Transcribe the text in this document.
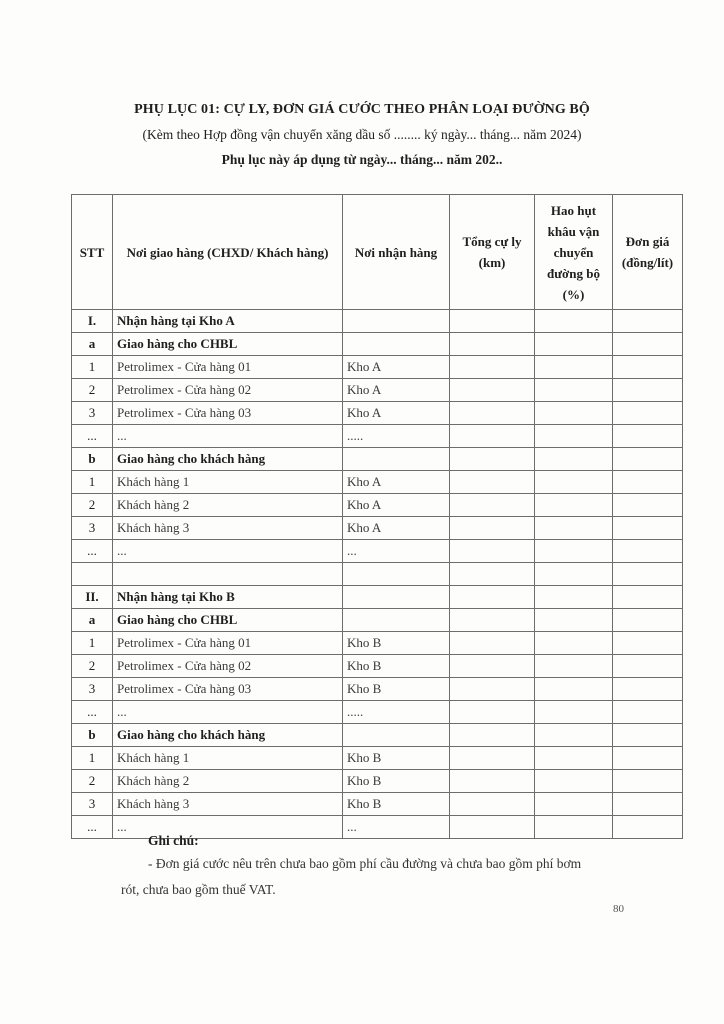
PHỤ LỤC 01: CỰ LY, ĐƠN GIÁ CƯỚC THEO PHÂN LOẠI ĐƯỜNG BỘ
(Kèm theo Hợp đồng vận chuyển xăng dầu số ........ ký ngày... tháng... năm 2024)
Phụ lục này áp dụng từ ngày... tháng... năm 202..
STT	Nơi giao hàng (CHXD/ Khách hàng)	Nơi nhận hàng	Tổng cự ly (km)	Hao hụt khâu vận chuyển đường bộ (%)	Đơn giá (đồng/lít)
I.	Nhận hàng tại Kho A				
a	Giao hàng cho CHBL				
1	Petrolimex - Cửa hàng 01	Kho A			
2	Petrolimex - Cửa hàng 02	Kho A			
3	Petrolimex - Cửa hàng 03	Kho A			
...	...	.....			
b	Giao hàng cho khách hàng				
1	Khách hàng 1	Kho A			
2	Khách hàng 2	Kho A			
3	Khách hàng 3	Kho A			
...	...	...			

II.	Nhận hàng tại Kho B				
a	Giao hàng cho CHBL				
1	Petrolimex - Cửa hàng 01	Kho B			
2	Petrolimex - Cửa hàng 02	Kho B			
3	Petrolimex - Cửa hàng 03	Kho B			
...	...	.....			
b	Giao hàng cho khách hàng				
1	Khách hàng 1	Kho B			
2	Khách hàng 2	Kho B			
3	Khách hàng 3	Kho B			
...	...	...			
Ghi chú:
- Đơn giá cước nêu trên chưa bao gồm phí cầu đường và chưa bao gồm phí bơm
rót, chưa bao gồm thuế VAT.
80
****
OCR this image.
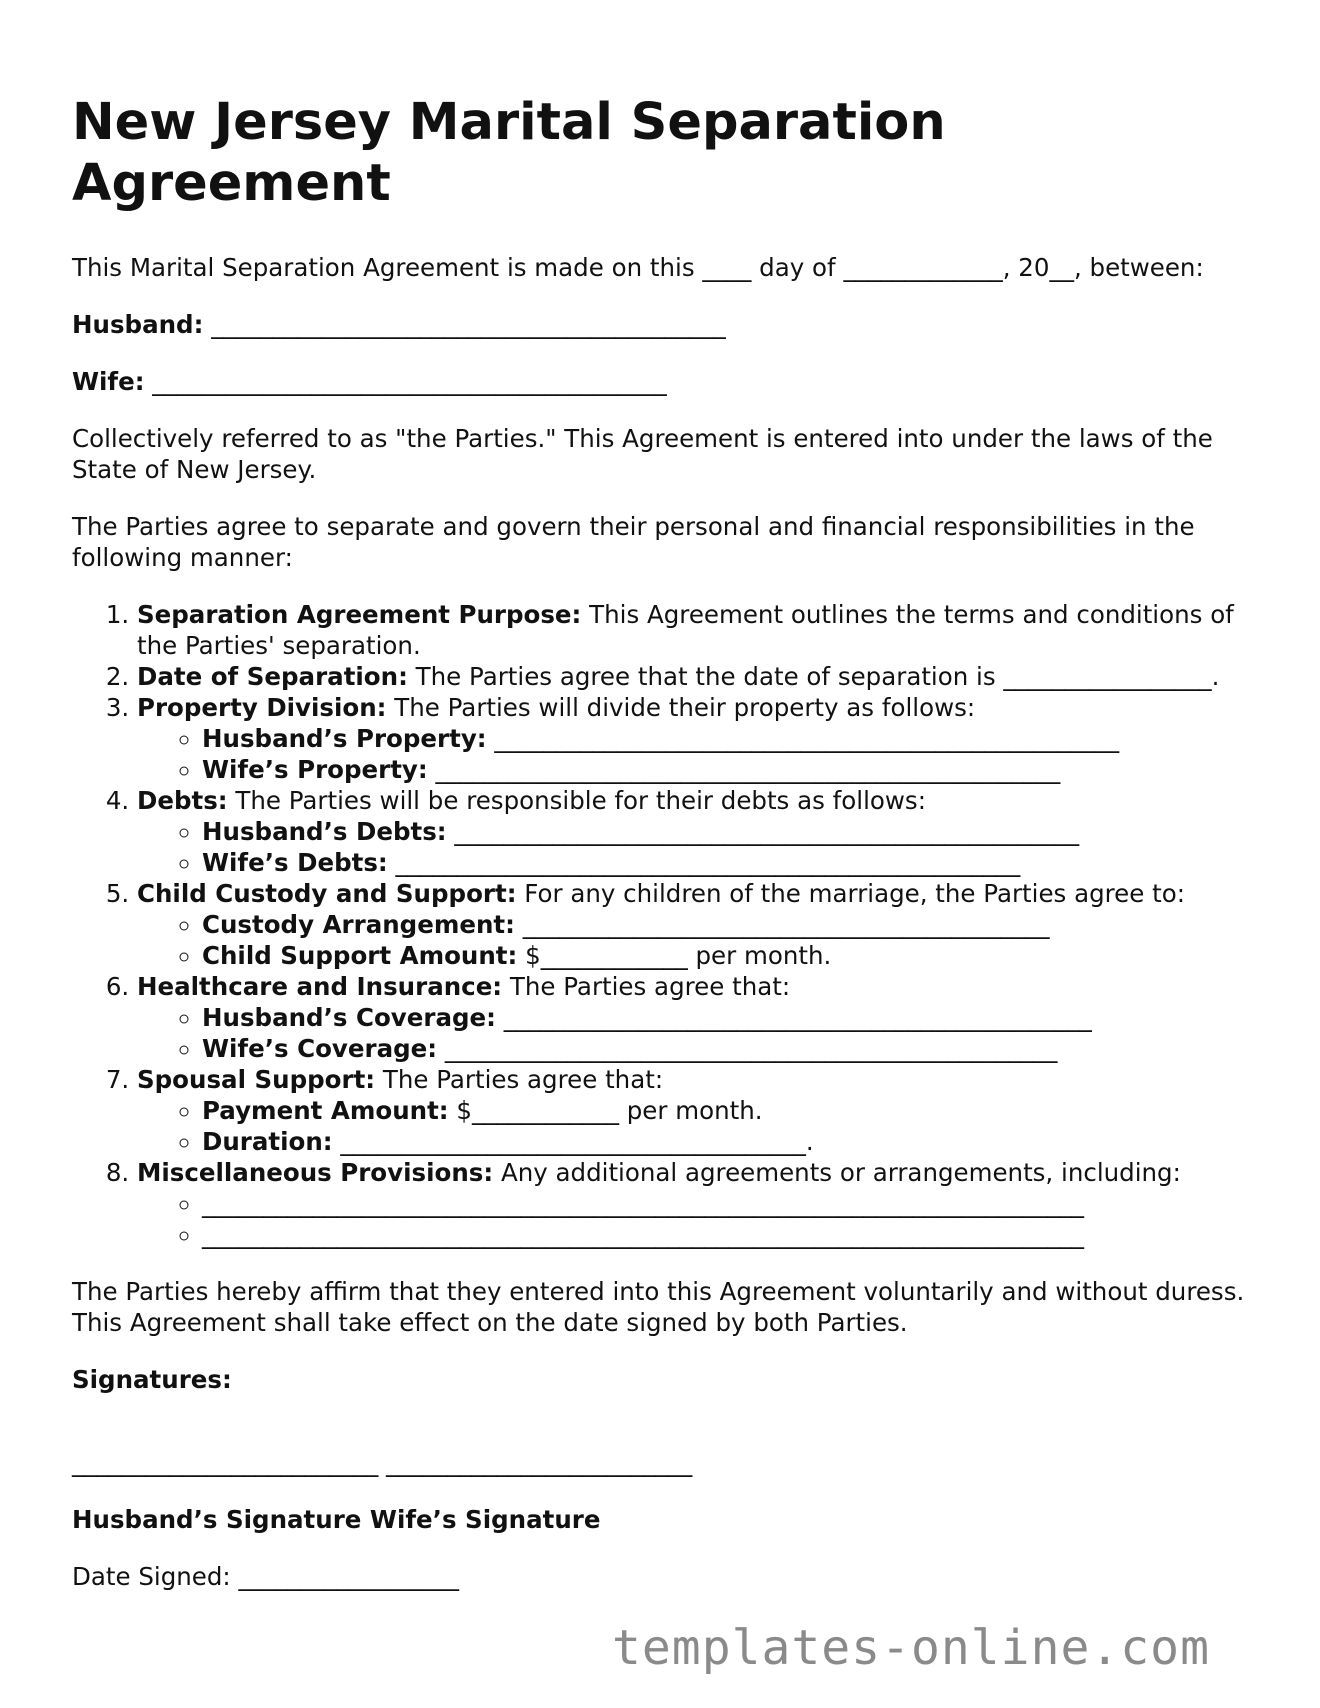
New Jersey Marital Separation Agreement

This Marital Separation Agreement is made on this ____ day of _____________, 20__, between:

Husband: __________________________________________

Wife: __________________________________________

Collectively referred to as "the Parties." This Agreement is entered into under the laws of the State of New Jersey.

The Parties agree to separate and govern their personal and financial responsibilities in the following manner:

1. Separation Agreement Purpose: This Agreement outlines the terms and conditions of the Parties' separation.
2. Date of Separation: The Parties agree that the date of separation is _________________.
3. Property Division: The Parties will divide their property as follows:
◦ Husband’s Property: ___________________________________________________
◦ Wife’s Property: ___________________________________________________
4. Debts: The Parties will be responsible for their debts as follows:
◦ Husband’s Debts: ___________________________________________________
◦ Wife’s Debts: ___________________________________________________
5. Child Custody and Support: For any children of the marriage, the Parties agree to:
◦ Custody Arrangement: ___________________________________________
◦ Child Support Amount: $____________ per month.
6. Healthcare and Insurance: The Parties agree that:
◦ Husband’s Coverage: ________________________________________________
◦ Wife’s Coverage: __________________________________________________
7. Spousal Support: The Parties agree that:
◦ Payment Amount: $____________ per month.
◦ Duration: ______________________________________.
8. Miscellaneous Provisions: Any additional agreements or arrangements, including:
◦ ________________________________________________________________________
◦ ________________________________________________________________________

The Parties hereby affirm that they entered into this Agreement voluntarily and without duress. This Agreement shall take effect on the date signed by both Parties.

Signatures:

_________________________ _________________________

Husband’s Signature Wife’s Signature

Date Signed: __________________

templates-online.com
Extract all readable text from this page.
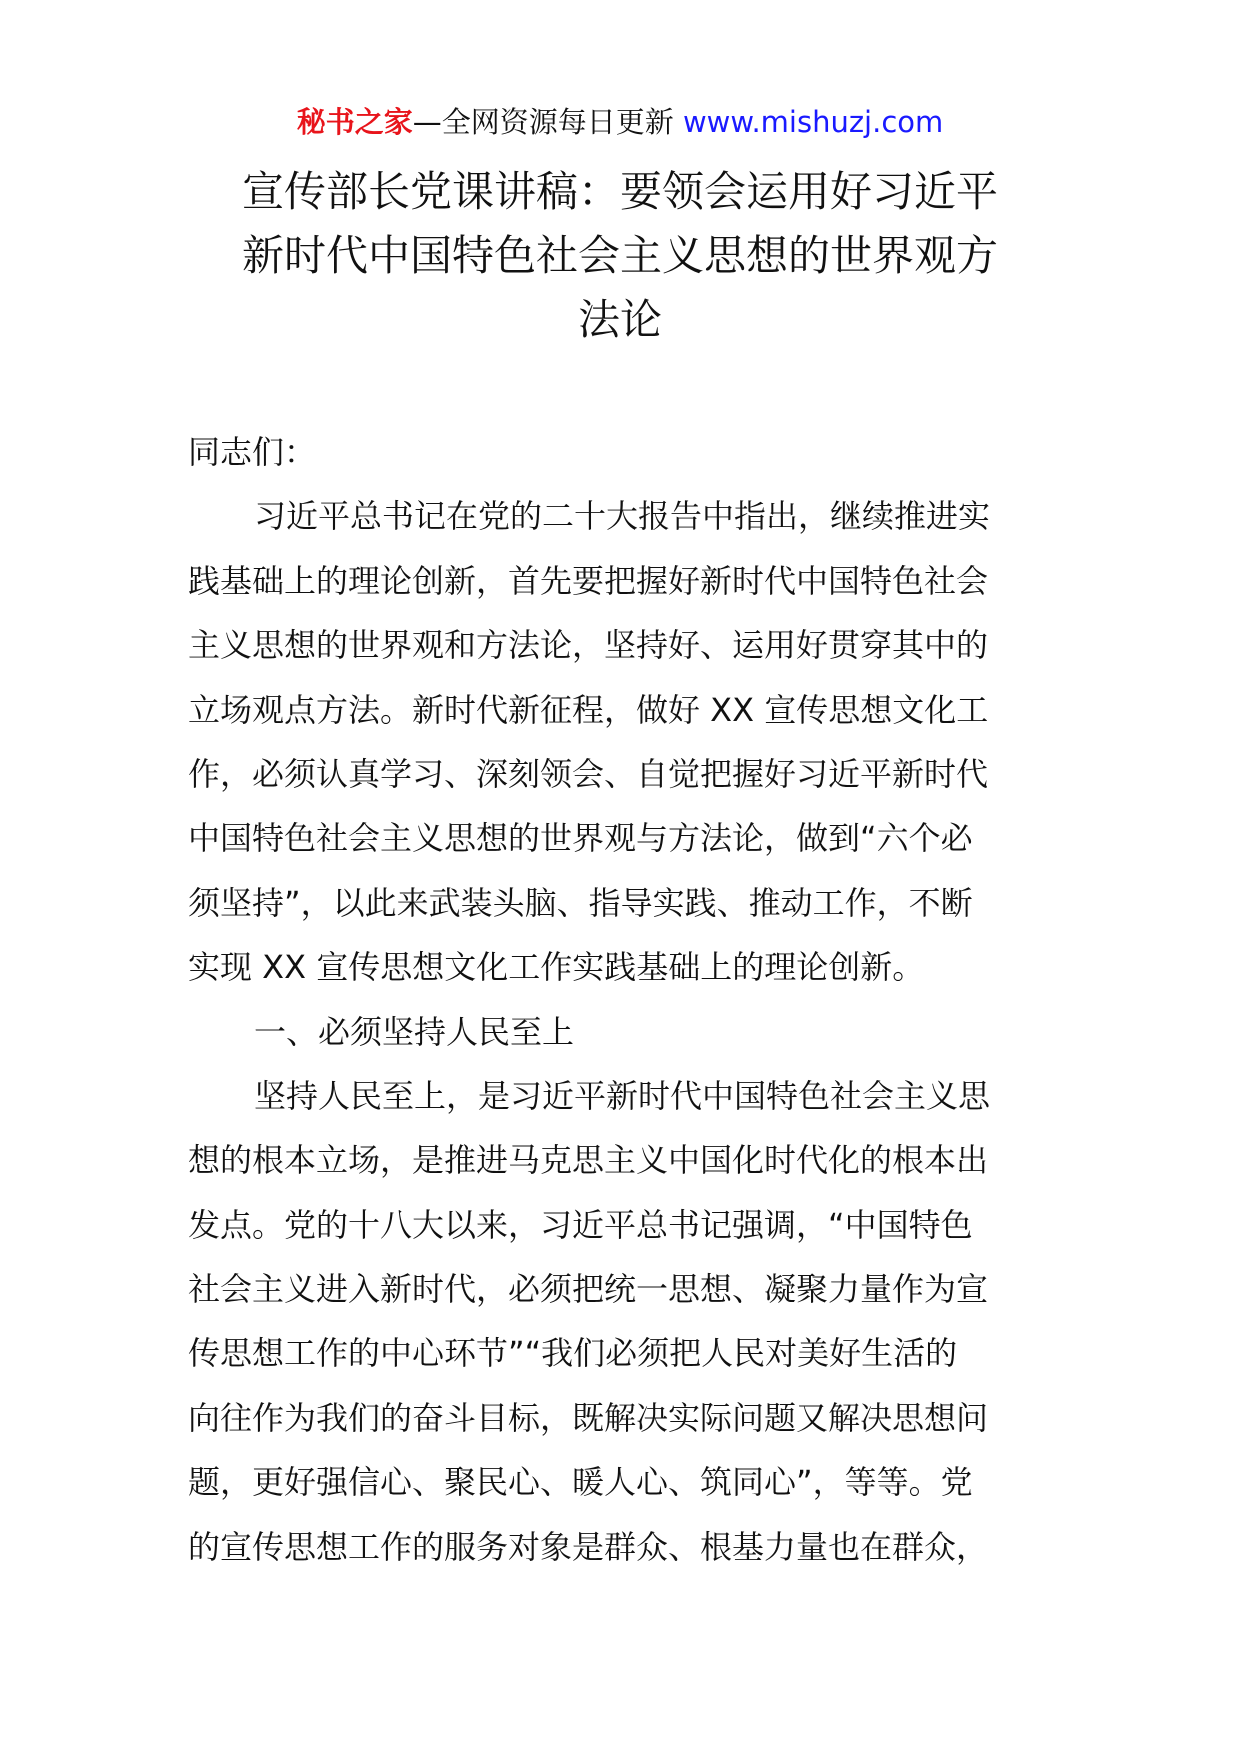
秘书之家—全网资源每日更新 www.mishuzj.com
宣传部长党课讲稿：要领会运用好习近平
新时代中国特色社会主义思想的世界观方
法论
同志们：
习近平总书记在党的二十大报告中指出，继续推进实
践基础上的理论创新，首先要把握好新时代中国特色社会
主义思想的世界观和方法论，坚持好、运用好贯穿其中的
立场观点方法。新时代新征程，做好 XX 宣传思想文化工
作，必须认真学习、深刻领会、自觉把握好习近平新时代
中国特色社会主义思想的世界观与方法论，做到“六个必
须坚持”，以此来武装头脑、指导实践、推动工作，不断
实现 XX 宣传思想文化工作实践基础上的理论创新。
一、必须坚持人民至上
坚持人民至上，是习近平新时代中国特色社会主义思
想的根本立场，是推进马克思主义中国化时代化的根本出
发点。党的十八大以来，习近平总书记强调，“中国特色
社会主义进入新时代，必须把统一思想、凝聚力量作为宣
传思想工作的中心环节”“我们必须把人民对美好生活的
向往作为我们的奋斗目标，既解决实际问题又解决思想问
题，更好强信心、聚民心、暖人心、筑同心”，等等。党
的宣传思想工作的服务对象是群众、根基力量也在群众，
****
— Objective —
Pull out the lines above in which the word "Jersey" appears.

— Solved problem —
New Jersey Marital Separation Agreement
Collectively referred to as "the Parties." This Agreement is entered into under the laws of the State of New Jersey.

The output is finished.